— Directives —
[1] In the essay on Stalin's dialectics, why are gradualism, compromise, and reform to be rejected in politics? Answer in one to three sentences.
[2] Can you write the next part of the essay on Stalin and dialectical materialism, picking up right after its last sentence?
### Text provided
For Stalin, metaphysics is a bad word: It regards nature as an accidental agglomeration of independent things. But dialectics regards nature as an integral whole, each part determined by each other. Nor is nature static; it is in a state of continuous change. Contrary to the metaphysical view, the change is not simple growth, in which quantitative changes never lead to qualitative changes; but rather after the accumulation of imperceptible quantitative changes, there explodes a fundamental qualitative change. This dialectical law of nature explains why gradualism, compromise, and reform are to be rejected in politics, and dependence placed on violent revolution.

 

That nature and therefore human nature is in this way dialectical is explained by the fact that, contrary to metaphysics, internal contradictions are inherent in all things. The flux of matter and society is a struggle of opposites. There are no eternal and immutable principles of justice or private property. Revolution is natural and class struggle inevitable.

 

Clearly it is the revolutionary application of the idea of the dialectic that controls Stalin’s theory. Even if “metaphysics” had been tied to the view that quantitative changes never lead to qualitative changes—and this is not strictly true even of Aristotle—and even if Communism could be credited with a new insight that the qualitative change is abrupt, there is a great gap between this natural flux and the program of political revolution. After all, the change from feudalism to capitalism, on which Communism stakes so much of its claim, was neither so sudden nor so violent as Stalin requires. More of this history later. At the moment there is another remark appropriate to this dialecticism. A theory of continuous natural change is a poor basis on which to erect a permanent social system. Hegel has been unfairly ridiculed because he was supposed to have thought that the Prussian state was the culmination of universal history. His dialectic of thesis, antithesis, and synthesis was also criticized as preventing any completion at all. However, Hegel’s all-inclusive Absolute is a pretty fair answer to these criticisms. But when the Communists retain Heraclitus’ flux while discarding his Logos, when they turn Hegel’s intellectual dialectic into a natural, materialistic process, it is not so clear that there can be a culmination, despite their asseverations that classes and class warfare will cease. At any rate, Communist metaphysics, philosophy, dialecticism, and its epistemology, as will be mentioned in a moment, are not impressive. Violent revolution is the important idea.

 

Since violence and the events of history prove what is true and eliminate what is false, Stalin’s success in finally murdering Trotsky demonstrates that Stalin’s Communism is orthodox. But Trotsky too placed great emphasis on dialectic. In a letter to one James Burnham, who wanted to work out a political solution of the concrete problem of Finland and who thought that the introduction of dialectics into the argument was a red herring, Trotsky wrote, “If it is possible to give a correct definition of the state without utilizing the method of dialectical materialism; if it is possible correctly to determine politics without giving a class analysis of the state, then the question arises, Is there any need whatsoever for Marxism?”[3]

 

Both Stalin and Trotsky are to be congratulated on one point, if on nothing else. They insist on an integrated view. History is not to be divorced from physics, nor zoology from politics. But for this very reason, when Stalin and all other Marxists declare that matter is independent of our mind, and that thought is a product of the brain, we may legitimately raise the question of epistemology.
######
### Supplied records
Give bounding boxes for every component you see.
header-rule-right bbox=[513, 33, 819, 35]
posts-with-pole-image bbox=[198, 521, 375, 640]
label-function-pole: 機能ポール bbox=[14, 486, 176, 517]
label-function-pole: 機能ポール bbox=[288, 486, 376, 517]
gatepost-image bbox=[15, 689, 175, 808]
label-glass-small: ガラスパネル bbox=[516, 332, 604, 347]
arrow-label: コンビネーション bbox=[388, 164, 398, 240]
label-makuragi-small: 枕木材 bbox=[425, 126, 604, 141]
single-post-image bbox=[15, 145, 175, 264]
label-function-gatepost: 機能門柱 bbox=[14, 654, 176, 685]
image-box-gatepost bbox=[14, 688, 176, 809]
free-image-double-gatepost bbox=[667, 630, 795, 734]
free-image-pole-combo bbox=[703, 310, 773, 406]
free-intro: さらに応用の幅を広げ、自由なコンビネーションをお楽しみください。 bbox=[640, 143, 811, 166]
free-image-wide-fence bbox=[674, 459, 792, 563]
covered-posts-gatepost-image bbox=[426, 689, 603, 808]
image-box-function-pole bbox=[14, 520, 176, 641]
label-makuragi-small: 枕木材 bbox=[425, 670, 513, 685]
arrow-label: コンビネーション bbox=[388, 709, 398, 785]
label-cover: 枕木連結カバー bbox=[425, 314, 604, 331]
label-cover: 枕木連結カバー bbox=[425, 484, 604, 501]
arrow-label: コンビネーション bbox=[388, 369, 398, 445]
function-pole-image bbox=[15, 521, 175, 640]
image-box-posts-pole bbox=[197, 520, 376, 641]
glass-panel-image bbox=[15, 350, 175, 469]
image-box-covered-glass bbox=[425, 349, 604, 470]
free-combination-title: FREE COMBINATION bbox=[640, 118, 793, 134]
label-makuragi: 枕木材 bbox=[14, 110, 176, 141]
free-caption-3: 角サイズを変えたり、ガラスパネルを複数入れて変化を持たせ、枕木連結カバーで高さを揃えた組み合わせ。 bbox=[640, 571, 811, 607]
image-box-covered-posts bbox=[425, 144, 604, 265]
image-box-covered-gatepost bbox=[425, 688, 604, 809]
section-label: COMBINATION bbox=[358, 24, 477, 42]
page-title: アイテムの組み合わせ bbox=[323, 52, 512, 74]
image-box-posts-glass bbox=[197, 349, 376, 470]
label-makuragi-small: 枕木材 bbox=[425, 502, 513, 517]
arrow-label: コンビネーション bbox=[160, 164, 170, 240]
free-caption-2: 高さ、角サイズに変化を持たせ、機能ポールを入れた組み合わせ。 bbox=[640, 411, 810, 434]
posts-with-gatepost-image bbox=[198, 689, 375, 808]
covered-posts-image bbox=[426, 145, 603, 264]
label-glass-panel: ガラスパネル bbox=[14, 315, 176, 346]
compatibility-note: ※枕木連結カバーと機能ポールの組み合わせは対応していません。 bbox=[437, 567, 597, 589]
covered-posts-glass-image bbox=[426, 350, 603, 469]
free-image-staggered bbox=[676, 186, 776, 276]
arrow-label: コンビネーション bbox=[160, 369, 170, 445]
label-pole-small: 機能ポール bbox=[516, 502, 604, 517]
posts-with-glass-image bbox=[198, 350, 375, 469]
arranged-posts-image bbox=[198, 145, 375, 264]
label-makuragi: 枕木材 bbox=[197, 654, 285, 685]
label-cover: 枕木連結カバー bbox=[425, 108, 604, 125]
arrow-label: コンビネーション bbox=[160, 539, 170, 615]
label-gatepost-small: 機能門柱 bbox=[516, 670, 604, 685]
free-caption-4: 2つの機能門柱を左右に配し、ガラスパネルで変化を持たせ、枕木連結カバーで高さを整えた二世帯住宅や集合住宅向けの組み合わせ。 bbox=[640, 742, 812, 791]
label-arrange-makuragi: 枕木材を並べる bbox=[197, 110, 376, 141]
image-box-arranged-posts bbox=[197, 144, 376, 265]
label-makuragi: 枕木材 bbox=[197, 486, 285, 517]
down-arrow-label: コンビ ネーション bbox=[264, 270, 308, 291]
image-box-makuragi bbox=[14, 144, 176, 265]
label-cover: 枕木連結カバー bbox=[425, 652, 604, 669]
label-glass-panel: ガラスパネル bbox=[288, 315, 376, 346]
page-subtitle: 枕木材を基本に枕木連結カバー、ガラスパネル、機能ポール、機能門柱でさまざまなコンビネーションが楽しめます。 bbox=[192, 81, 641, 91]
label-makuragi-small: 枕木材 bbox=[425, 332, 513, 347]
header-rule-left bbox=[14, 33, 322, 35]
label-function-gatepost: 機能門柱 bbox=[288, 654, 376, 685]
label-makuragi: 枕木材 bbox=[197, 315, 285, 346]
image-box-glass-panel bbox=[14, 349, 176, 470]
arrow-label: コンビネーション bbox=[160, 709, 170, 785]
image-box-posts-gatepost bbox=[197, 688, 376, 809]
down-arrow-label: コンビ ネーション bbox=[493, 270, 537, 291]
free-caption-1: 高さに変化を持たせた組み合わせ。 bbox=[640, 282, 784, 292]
######
— Exercise answers —
[1] Dialectics holds that nature changes continuously. After imperceptible quantitative changes accumulate, a fundamental qualitative change explodes. This dialectical law of nature is what explains rejecting gradualism, compromise, and reform and depending instead on violent revolution.

[2]
Strangely enough, the epistemological difficulties of materialistic behaviorism do not seem to trouble these people. Feuerbach in early life had been an idealist and had pressed the epistemological difficulties against materialism; later he turned completely around and repudiated Hegelianism, but how he then explained knowledge is not clear. Marx, in the same light-handed fashion, dismissed solipsism as an insult to the proletariat.

 

Now there are many difficulties in behaviorism.[4] One only will be mentioned here. If thought is a function of the brain, and if the brain functions according to scientific laws, then the thought of one brain is entirely on a level with that of any other. Everything is strictly physiological, and the chemistry in one case is no “truer” than in a second. A few chemicals and collisions produce the “idea,” or rather the motions we call Communism, while in another brain a few chemicals produce the idea of capitalism. Both are equally good chemistry and there is no ground for a preference. Chemical reactions do not prefer.[5]

 

Yet Communists prefer Communism. Like professional historians and ordinary citizens Communists too pass judgment on great men and historical events. Indeed, they are severe in their condemnation of capitalistic politics and economics. Can Communism provide any criteria for such judgments? Can ethical norms have a materialistic basis?

 

The Communist answer is a particularly intricate tangle. A few paragraphs below Marx’s use of the concept of self-alienation will be mentioned, and under this concept Communism could be taken as a prescription for the cure of neurotic personality. This does not solve the question of morality, but it helps to explain its position in Marxism. Because the idea of self-alienation was swallowed up by another concept and became less and less prominent, only the more obvious contradictions in Communism’s ethics will be mentioned here.

 

In his effort to be scientific and empirical Marx rejected ethics as a normative science, yet his description of feudalism as a bondage is made with ethical fervor and his attacks on capitalism are highly denunciatory. The language is far removed from pure empirical description. Engels was even more obviously self-contradictory. Within the limits of a few pages of his Anti-Dühring he asserts that all morality is relative, yet morality has progressed and will progress until there is a truly human morality. On occasion Marxism claims to be a value-free science, construing moral opinions as class demands, and then sets itself up as the most ethical of all worldviews. Lenin insisted that Marxism contains no shred of ethics and then spoke of the fundamental rules of everyday life and the revolutionary consciousness of justice.

 

A. F. Shiskin, a contemporary Soviet moral philosopher, defends the derivation of ethical principles from social reality. Marx himself, let it be noted as we continue, did no such thing. But, in any case, if moral norms are derivatives of social reality, then morality must differ in different societies. Yet Shiskin speaks of the objective rigorous norms of Marxism in contrast with the ethical relativism of Goebbels.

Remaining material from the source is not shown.